O eterno silêncio do espaço infinito assusta-me“. Pascal pronunciou esta frase há quase 400 anos, quando a ideia de um cosmos fechado, reconfortante e ordenado pelo Deus do cristianismo medieval ia cedendo lugar a outras certezas, tão fascinantes quanto terríveis: o universo não era gerido por uma plácida sabedoria divina, mas era antes uma vastidão infinita de espaço onde a Terra ocupava um minúsculo lugar. O aforismo do matemático e físico do Renascimento e as suas implicações servem bem para ilustrar o alcance poético desta obra extraordinária de Alfonso Cuarón.

Tudo se constrói de forma minimalista: dois personagens, um cenário e um enredo que se resume facilmente numa linha: dois astronautas (Sandra Bullock e George Clooney) ficam a planar no espaço, a cerca de 600km (372 milhas) da Terra, depois da sua estação ser atingida por destroços de um satélite destruído. É tudo.

Mas este não é um filme de ação travestido de sci-fi e a luta pela sobrevivência de Gravidade não passa por submeter, pelo menos num nível imediato, os seus protagonistas a uma espalhafatosa série de tormentos. Os longos planos do primeiro terço servem para introduzir os seus personagens numa espécie de comunhão entre o deslumbramento perante imagens de beleza indescritível e a iminência da sua própria extinção física. A morte, muito longe da banalização diária de toda a indústria cultural norte-americana, aparece aqui na percepção do mais puro terror – seguida de reações que tanto podem ser o desespero, a ação ou uma aceitação melancólica.

Este caráter conceitual é acompanhado de uma execução sem máculas: concebido especialmente para o formato 3D, Cuarón lega ao século XXI o mais notório e raro exemplo de conjugação entre tecnologia topo de gama e a mais pura arte. A qualidade desta construção artesanal fica ainda mais óbvia numa das mais brilhantes edições sonoras de que se tem notícia – que, como habitualmente, é coassinada pelo cineasta.

Um aspeto certamente menos notório, mas igualmente relevante, é o facto do realizador mexicano despir o filme das propagandas habituais fazendo a personagem de Sandra Bullock passar metade do tempo em que está em cena com uma farda da Rússia, enquanto a suposta salvação dos astronautas é um satélite chinês.

Por fim, esse verdadeiro ballet no espaço chega a lembrar 2001 – Uma Odisseia no Espaço embora mais limitado no que se refere aos questionamentos de fundo metafísico que tornavam ainda mais poderoso o clássico de Stanley Kubrick. Lembre-se, por exemplo, uma das cenas mais belas do filme, quando Bullock (na performance da sua vida) gira em posição fetal a operar simbolicamente uma espécie de renascimento.

Este conceito, aliás, poderia servir de metáfora para algo mais amplo: o que se assiste em Gravidade é, não só a redenção definitiva da sci-fi, num ano em que se ousou atribuir esse rótulo à futilidade barulhenta e enervante de coisas como Star Trek de J.J. Abrams, mas do chamado “cinema-pipoca“, cujo farisaísmo juvenil leva-o a buscar permanentemente o interesse do espectador através dos excessos de decibéis e da quantidade de frames por segundo.

▶ [O pedido]: Liste todas as pessoas citadas pelo nome na crítica ao filme Gravidade.

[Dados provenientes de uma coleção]
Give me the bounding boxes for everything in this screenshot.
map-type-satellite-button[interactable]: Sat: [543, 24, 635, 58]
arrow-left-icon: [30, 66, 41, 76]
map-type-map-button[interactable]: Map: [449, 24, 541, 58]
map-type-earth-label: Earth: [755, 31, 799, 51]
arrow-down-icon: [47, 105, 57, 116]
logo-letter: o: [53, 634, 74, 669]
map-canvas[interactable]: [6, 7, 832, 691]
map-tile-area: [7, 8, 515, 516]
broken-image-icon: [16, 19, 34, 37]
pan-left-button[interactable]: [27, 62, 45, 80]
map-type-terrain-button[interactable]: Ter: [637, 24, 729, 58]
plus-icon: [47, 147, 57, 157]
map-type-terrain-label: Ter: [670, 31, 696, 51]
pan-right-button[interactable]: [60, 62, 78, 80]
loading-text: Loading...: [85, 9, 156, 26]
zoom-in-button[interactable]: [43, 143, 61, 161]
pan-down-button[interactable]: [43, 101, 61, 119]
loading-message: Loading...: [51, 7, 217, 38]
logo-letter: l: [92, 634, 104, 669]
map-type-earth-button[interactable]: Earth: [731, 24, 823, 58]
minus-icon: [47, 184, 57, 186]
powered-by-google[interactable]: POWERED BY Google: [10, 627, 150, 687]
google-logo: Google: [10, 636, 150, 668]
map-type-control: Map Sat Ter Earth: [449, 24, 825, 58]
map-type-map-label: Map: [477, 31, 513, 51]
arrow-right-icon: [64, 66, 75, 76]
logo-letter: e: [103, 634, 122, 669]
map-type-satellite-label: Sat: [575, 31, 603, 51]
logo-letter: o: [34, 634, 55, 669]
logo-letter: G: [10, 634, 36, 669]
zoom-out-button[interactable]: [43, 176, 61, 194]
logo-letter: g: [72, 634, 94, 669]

▶ [Resposta completa]: Pascal, Alfonso Cuarón, Sandra Bullock, George Clooney, Stanley Kubrick e J.J. Abrams.